▶ PROBLEM TO WORK ON:
Quote every line below exactly and skip any picture.

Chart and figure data
== == ==

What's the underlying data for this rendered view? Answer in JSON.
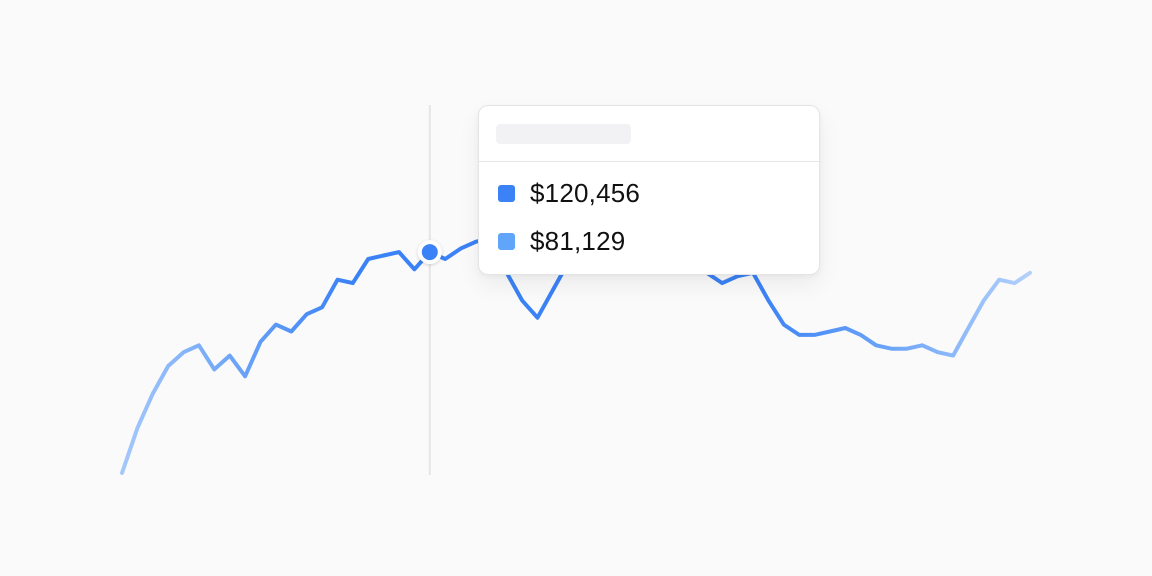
{
  "colors": {
    "background": "#fafafa",
    "series_primary": "#3b82f6",
    "series_secondary": "#60a5fa",
    "cursor_line": "#e5e5e5"
  },
  "chart_data": {
    "type": "line",
    "title": "",
    "xlabel": "",
    "ylabel": "",
    "grid": false,
    "legend": "none",
    "y_direction": "higher value = higher on chart",
    "series": [
      {
        "color": "#3b82f6",
        "x": [
          0,
          1,
          2,
          3,
          4,
          5,
          6,
          7,
          8,
          9,
          10,
          11,
          12,
          13,
          14,
          15,
          16,
          17,
          18,
          19,
          20,
          21,
          22,
          23,
          24,
          25,
          26,
          27,
          28,
          29,
          30,
          31,
          32,
          33,
          34,
          35,
          36,
          37,
          38,
          39,
          40,
          41,
          42,
          43,
          44,
          45,
          46,
          47,
          48,
          49,
          50,
          51,
          52,
          53,
          54,
          55,
          56,
          57,
          58,
          59
        ],
        "values": [
          0,
          13,
          23,
          31,
          35,
          37,
          30,
          34,
          28,
          38,
          43,
          41,
          46,
          48,
          56,
          55,
          62,
          63,
          64,
          59,
          64,
          62,
          65,
          67,
          68,
          58,
          50,
          45,
          53,
          61,
          70,
          73,
          71,
          69,
          66,
          62,
          62,
          60,
          58,
          55,
          57,
          58,
          50,
          43,
          40,
          40,
          41,
          42,
          40,
          37,
          36,
          36,
          37,
          35,
          34,
          42,
          50,
          56,
          55,
          58
        ]
      }
    ],
    "cursor": {
      "x_index": 20,
      "tooltip_values": [
        "$120,456",
        "$81,129"
      ]
    }
  },
  "tooltip": {
    "rows": [
      {
        "value": "$120,456",
        "color": "#3b82f6"
      },
      {
        "value": "$81,129",
        "color": "#60a5fa"
      }
    ]
  }
}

== == ==

▶ FULL ANSWER:
What's the underlying data for this rendered view? Answer in JSON.
{
  "colors": {
    "background": "#fafafa",
    "series_primary": "#3b82f6",
    "series_secondary": "#60a5fa",
    "cursor_line": "#e5e5e5"
  },
  "chart_data": {
    "type": "line",
    "title": "",
    "xlabel": "",
    "ylabel": "",
    "grid": false,
    "legend": "none",
    "y_direction": "higher value = higher on chart",
    "series": [
      {
        "color": "#3b82f6",
        "x": [
          0,
          1,
          2,
          3,
          4,
          5,
          6,
          7,
          8,
          9,
          10,
          11,
          12,
          13,
          14,
          15,
          16,
          17,
          18,
          19,
          20,
          21,
          22,
          23,
          24,
          25,
          26,
          27,
          28,
          29,
          30,
          31,
          32,
          33,
          34,
          35,
          36,
          37,
          38,
          39,
          40,
          41,
          42,
          43,
          44,
          45,
          46,
          47,
          48,
          49,
          50,
          51,
          52,
          53,
          54,
          55,
          56,
          57,
          58,
          59
        ],
        "values": [
          0,
          13,
          23,
          31,
          35,
          37,
          30,
          34,
          28,
          38,
          43,
          41,
          46,
          48,
          56,
          55,
          62,
          63,
          64,
          59,
          64,
          62,
          65,
          67,
          68,
          58,
          50,
          45,
          53,
          61,
          70,
          73,
          71,
          69,
          66,
          62,
          62,
          60,
          58,
          55,
          57,
          58,
          50,
          43,
          40,
          40,
          41,
          42,
          40,
          37,
          36,
          36,
          37,
          35,
          34,
          42,
          50,
          56,
          55,
          58
        ]
      }
    ],
    "cursor": {
      "x_index": 20,
      "tooltip_values": [
        "$120,456",
        "$81,129"
      ]
    }
  },
  "tooltip": {
    "rows": [
      {
        "value": "$120,456",
        "color": "#3b82f6"
      },
      {
        "value": "$81,129",
        "color": "#60a5fa"
      }
    ]
  }
}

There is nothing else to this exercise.